- Stated exercise: Present the lines below as a Markdown table with two columns, "No." for the row number and "Line" for the line itself. Skip blank lines and leave the picture out.

[Source data]
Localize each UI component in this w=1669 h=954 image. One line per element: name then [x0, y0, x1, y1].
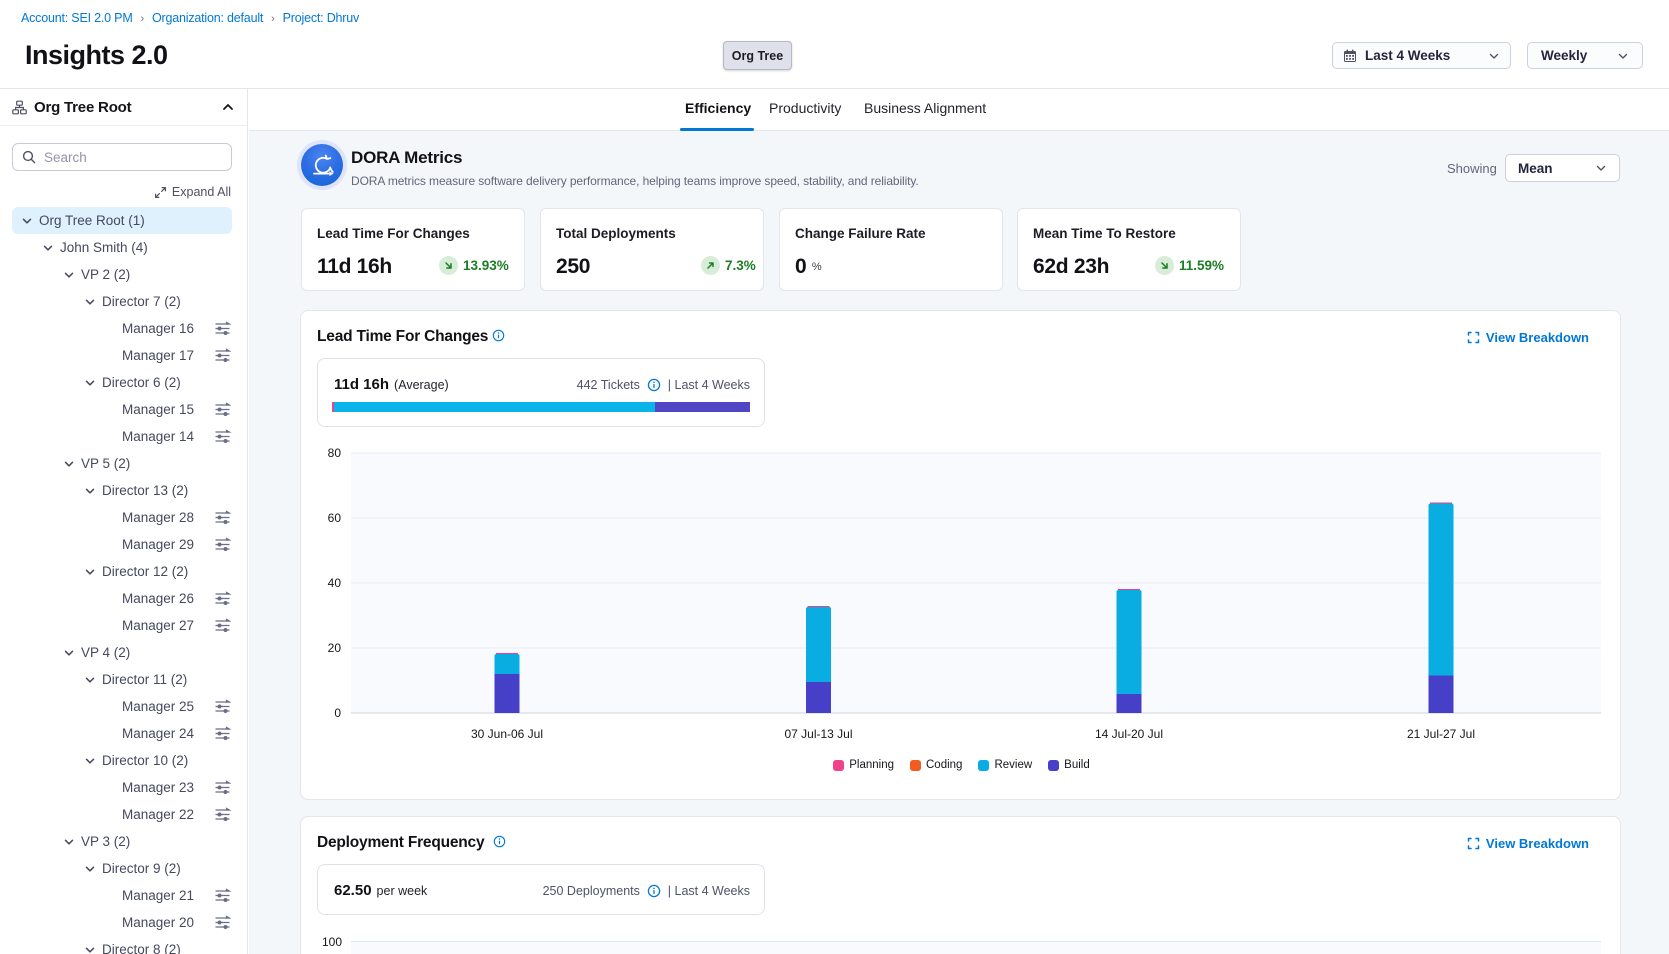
svg-text:0: 0	[334, 706, 341, 720]
svg-text:30 Jun-06 Jul: 30 Jun-06 Jul	[471, 727, 543, 741]
svg-text:21 Jul-27 Jul: 21 Jul-27 Jul	[1407, 727, 1475, 741]
svg-text:20: 20	[328, 641, 342, 655]
svg-text:60: 60	[328, 511, 342, 525]
svg-text:14 Jul-20 Jul: 14 Jul-20 Jul	[1095, 727, 1163, 741]
svg-text:80: 80	[328, 446, 342, 460]
svg-text:40: 40	[328, 576, 342, 590]
svg-text:07 Jul-13 Jul: 07 Jul-13 Jul	[784, 727, 852, 741]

- Result of the exercise:
| No. | Line |
|---|---|
| 1 | Localize each UI component in this w=1669 h=954 image. One line per element: name then [x0, y0, x1, y1]. |
| 2 | svg-text:0: 0	[334, 706, 341, 720] |
| 3 | svg-text:30 Jun-06 Jul: 30 Jun-06 Jul	[471, 727, 543, 741] |
| 4 | svg-text:21 Jul-27 Jul: 21 Jul-27 Jul	[1407, 727, 1475, 741] |
| 5 | svg-text:20: 20	[328, 641, 342, 655] |
| 6 | svg-text:60: 60	[328, 511, 342, 525] |
| 7 | svg-text:14 Jul-20 Jul: 14 Jul-20 Jul	[1095, 727, 1163, 741] |
| 8 | svg-text:80: 80	[328, 446, 342, 460] |
| 9 | svg-text:40: 40	[328, 576, 342, 590] |
| 10 | svg-text:07 Jul-13 Jul: 07 Jul-13 Jul	[784, 727, 852, 741] |